(Records that describe figures)

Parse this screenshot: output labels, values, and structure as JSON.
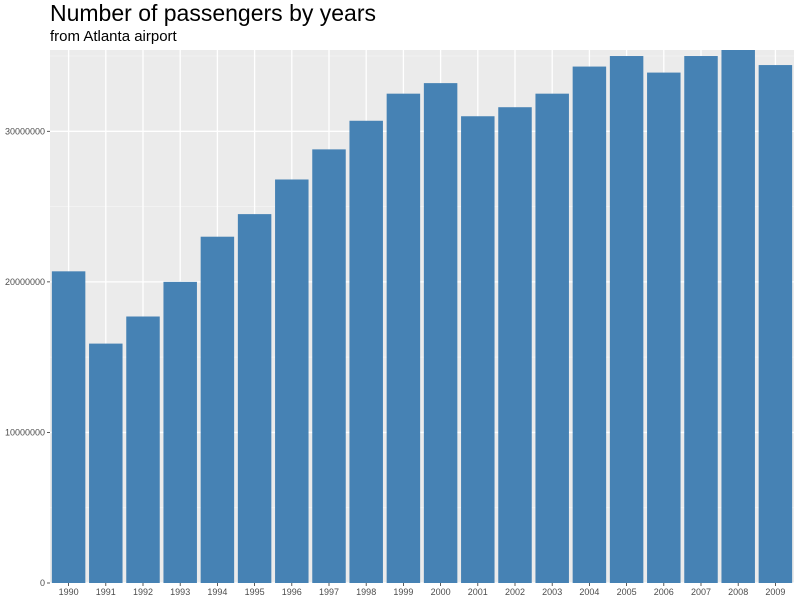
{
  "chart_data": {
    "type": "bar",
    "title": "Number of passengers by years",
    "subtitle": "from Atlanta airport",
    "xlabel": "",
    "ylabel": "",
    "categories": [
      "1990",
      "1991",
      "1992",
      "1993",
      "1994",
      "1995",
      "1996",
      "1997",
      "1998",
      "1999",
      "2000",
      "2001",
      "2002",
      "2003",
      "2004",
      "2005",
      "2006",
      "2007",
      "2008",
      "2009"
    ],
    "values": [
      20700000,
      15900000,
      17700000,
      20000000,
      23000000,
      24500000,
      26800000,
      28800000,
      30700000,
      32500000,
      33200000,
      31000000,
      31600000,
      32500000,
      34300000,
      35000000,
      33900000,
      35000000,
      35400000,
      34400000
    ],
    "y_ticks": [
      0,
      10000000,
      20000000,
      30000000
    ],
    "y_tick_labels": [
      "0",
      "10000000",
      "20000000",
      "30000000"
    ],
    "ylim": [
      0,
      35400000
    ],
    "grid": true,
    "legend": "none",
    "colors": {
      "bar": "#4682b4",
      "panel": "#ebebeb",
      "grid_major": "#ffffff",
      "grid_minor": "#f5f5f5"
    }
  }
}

▶ _The problem_
All of the material above should be reproduced exactly, except the pictures.

▶ _Final result_
Parse this screenshot: output labels, values, and structure as JSON.
{
  "chart_data": {
    "type": "bar",
    "title": "Number of passengers by years",
    "subtitle": "from Atlanta airport",
    "xlabel": "",
    "ylabel": "",
    "categories": [
      "1990",
      "1991",
      "1992",
      "1993",
      "1994",
      "1995",
      "1996",
      "1997",
      "1998",
      "1999",
      "2000",
      "2001",
      "2002",
      "2003",
      "2004",
      "2005",
      "2006",
      "2007",
      "2008",
      "2009"
    ],
    "values": [
      20700000,
      15900000,
      17700000,
      20000000,
      23000000,
      24500000,
      26800000,
      28800000,
      30700000,
      32500000,
      33200000,
      31000000,
      31600000,
      32500000,
      34300000,
      35000000,
      33900000,
      35000000,
      35400000,
      34400000
    ],
    "y_ticks": [
      0,
      10000000,
      20000000,
      30000000
    ],
    "y_tick_labels": [
      "0",
      "10000000",
      "20000000",
      "30000000"
    ],
    "ylim": [
      0,
      35400000
    ],
    "grid": true,
    "legend": "none",
    "colors": {
      "bar": "#4682b4",
      "panel": "#ebebeb",
      "grid_major": "#ffffff",
      "grid_minor": "#f5f5f5"
    }
  }
}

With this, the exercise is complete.